*** Opening of The data ***
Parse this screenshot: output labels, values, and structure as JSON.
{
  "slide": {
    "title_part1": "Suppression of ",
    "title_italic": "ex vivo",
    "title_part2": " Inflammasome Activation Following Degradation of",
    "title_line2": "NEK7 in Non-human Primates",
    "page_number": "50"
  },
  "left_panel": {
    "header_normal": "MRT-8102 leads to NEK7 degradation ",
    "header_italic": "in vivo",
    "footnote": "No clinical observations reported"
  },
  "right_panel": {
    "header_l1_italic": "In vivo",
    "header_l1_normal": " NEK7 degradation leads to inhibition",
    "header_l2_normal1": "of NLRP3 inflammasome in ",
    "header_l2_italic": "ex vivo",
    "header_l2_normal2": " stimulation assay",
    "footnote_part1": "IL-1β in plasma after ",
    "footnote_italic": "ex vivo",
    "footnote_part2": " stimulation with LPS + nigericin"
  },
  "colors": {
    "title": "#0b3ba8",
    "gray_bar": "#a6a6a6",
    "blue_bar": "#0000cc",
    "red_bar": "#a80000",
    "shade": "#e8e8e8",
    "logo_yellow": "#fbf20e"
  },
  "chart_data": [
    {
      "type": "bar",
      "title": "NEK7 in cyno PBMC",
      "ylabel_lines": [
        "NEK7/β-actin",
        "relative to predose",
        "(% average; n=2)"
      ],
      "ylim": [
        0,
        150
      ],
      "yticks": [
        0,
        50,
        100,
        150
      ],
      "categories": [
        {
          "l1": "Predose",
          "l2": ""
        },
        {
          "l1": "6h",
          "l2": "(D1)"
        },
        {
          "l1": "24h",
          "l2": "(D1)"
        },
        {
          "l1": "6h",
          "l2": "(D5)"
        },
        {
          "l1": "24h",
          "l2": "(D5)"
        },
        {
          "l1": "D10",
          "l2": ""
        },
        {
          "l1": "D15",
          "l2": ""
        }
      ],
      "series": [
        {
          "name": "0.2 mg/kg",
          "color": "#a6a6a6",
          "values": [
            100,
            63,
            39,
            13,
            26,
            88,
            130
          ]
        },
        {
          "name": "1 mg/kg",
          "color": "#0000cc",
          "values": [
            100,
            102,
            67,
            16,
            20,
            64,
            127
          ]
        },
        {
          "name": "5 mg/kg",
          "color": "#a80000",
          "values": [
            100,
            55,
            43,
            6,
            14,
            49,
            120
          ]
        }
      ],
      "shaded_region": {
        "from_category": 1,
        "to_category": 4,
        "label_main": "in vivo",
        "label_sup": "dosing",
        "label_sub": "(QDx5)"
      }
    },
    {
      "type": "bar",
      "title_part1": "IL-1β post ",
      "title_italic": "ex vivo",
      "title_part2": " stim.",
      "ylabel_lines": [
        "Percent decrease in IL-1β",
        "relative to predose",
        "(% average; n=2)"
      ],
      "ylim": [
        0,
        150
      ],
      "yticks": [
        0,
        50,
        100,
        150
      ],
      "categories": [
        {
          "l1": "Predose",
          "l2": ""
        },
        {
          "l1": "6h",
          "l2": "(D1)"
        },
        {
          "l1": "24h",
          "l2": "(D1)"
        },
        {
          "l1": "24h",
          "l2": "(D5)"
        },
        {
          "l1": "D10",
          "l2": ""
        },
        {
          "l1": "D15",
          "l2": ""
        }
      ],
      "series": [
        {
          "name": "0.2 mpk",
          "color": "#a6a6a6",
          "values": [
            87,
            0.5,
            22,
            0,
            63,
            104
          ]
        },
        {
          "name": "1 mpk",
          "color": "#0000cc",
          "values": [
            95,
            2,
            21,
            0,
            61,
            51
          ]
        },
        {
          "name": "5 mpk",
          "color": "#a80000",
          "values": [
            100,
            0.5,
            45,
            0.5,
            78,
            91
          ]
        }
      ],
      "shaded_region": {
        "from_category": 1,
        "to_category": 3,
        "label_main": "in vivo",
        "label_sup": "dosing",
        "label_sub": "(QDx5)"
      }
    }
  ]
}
*** Close of The data ***
▶ [Your task]:
The material should be transcribed exactly, every line included.

▶ [Response to this task]:
Parse this screenshot: output labels, values, and structure as JSON.
{
  "slide": {
    "title_part1": "Suppression of ",
    "title_italic": "ex vivo",
    "title_part2": " Inflammasome Activation Following Degradation of",
    "title_line2": "NEK7 in Non-human Primates",
    "page_number": "50"
  },
  "left_panel": {
    "header_normal": "MRT-8102 leads to NEK7 degradation ",
    "header_italic": "in vivo",
    "footnote": "No clinical observations reported"
  },
  "right_panel": {
    "header_l1_italic": "In vivo",
    "header_l1_normal": " NEK7 degradation leads to inhibition",
    "header_l2_normal1": "of NLRP3 inflammasome in ",
    "header_l2_italic": "ex vivo",
    "header_l2_normal2": " stimulation assay",
    "footnote_part1": "IL-1β in plasma after ",
    "footnote_italic": "ex vivo",
    "footnote_part2": " stimulation with LPS + nigericin"
  },
  "colors": {
    "title": "#0b3ba8",
    "gray_bar": "#a6a6a6",
    "blue_bar": "#0000cc",
    "red_bar": "#a80000",
    "shade": "#e8e8e8",
    "logo_yellow": "#fbf20e"
  },
  "chart_data": [
    {
      "type": "bar",
      "title": "NEK7 in cyno PBMC",
      "ylabel_lines": [
        "NEK7/β-actin",
        "relative to predose",
        "(% average; n=2)"
      ],
      "ylim": [
        0,
        150
      ],
      "yticks": [
        0,
        50,
        100,
        150
      ],
      "categories": [
        {
          "l1": "Predose",
          "l2": ""
        },
        {
          "l1": "6h",
          "l2": "(D1)"
        },
        {
          "l1": "24h",
          "l2": "(D1)"
        },
        {
          "l1": "6h",
          "l2": "(D5)"
        },
        {
          "l1": "24h",
          "l2": "(D5)"
        },
        {
          "l1": "D10",
          "l2": ""
        },
        {
          "l1": "D15",
          "l2": ""
        }
      ],
      "series": [
        {
          "name": "0.2 mg/kg",
          "color": "#a6a6a6",
          "values": [
            100,
            63,
            39,
            13,
            26,
            88,
            130
          ]
        },
        {
          "name": "1 mg/kg",
          "color": "#0000cc",
          "values": [
            100,
            102,
            67,
            16,
            20,
            64,
            127
          ]
        },
        {
          "name": "5 mg/kg",
          "color": "#a80000",
          "values": [
            100,
            55,
            43,
            6,
            14,
            49,
            120
          ]
        }
      ],
      "shaded_region": {
        "from_category": 1,
        "to_category": 4,
        "label_main": "in vivo",
        "label_sup": "dosing",
        "label_sub": "(QDx5)"
      }
    },
    {
      "type": "bar",
      "title_part1": "IL-1β post ",
      "title_italic": "ex vivo",
      "title_part2": " stim.",
      "ylabel_lines": [
        "Percent decrease in IL-1β",
        "relative to predose",
        "(% average; n=2)"
      ],
      "ylim": [
        0,
        150
      ],
      "yticks": [
        0,
        50,
        100,
        150
      ],
      "categories": [
        {
          "l1": "Predose",
          "l2": ""
        },
        {
          "l1": "6h",
          "l2": "(D1)"
        },
        {
          "l1": "24h",
          "l2": "(D1)"
        },
        {
          "l1": "24h",
          "l2": "(D5)"
        },
        {
          "l1": "D10",
          "l2": ""
        },
        {
          "l1": "D15",
          "l2": ""
        }
      ],
      "series": [
        {
          "name": "0.2 mpk",
          "color": "#a6a6a6",
          "values": [
            87,
            0.5,
            22,
            0,
            63,
            104
          ]
        },
        {
          "name": "1 mpk",
          "color": "#0000cc",
          "values": [
            95,
            2,
            21,
            0,
            61,
            51
          ]
        },
        {
          "name": "5 mpk",
          "color": "#a80000",
          "values": [
            100,
            0.5,
            45,
            0.5,
            78,
            91
          ]
        }
      ],
      "shaded_region": {
        "from_category": 1,
        "to_category": 3,
        "label_main": "in vivo",
        "label_sup": "dosing",
        "label_sub": "(QDx5)"
      }
    }
  ]
}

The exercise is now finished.